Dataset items

▬▬▬▬▬▬▬▬▬▬

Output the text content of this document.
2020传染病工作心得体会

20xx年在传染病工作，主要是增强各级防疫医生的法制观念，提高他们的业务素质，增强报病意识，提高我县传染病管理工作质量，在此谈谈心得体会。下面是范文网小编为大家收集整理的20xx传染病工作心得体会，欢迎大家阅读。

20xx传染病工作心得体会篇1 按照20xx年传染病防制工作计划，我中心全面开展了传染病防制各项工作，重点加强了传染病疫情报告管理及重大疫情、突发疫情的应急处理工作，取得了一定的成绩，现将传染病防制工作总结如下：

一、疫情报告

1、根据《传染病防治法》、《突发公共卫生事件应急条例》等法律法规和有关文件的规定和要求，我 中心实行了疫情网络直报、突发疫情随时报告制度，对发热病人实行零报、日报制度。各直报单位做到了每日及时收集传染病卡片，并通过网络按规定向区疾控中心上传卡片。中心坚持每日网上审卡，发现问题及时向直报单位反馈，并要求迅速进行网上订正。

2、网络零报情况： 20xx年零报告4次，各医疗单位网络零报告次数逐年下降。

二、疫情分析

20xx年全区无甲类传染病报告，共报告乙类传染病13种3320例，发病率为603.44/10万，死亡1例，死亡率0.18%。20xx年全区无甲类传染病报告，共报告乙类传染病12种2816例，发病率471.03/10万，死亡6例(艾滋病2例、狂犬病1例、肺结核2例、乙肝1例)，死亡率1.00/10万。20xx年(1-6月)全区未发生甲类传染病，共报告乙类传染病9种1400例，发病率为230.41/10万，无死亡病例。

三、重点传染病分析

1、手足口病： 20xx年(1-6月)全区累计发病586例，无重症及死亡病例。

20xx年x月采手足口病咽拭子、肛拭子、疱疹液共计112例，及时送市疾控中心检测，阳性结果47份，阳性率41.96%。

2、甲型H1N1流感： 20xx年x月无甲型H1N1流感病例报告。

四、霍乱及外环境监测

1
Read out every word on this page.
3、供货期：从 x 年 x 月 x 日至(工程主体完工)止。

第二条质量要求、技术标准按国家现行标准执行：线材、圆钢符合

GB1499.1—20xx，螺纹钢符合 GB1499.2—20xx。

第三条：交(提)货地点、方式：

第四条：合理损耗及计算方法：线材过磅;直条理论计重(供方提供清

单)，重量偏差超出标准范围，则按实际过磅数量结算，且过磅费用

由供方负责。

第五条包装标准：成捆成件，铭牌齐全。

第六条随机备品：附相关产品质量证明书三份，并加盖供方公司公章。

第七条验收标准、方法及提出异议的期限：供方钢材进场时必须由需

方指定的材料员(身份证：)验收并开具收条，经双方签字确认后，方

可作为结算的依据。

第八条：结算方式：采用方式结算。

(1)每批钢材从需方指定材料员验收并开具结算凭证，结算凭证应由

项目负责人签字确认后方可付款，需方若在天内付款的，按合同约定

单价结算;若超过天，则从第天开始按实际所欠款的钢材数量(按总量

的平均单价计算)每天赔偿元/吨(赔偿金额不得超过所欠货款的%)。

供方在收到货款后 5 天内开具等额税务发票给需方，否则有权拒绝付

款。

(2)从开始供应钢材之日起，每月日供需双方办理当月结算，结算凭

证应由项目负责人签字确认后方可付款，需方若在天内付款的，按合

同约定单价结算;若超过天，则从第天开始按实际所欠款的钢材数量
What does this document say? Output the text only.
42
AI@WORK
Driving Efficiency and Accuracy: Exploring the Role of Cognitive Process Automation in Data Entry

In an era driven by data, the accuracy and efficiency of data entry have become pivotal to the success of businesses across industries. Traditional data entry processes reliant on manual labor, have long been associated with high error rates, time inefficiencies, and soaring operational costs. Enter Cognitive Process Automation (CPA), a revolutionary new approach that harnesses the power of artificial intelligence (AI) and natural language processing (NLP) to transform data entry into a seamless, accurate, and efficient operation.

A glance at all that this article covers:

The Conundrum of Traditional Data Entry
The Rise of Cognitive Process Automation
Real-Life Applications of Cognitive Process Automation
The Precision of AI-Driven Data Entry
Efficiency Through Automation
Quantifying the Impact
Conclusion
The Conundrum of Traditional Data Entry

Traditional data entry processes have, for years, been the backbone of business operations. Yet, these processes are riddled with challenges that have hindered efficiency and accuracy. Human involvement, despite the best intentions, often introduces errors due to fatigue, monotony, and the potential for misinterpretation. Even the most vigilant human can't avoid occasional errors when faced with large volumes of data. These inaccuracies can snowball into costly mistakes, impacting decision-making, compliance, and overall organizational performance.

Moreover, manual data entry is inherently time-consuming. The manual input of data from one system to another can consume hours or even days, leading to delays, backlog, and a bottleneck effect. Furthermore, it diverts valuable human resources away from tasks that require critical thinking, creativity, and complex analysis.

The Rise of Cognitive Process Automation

▬▬▬▬▬▬▬▬▬▬

| Task description |
Copy every line of the listing that contains the word "Output".

| Full response |
Output the text content of this document.
What does this document say? Output the text only.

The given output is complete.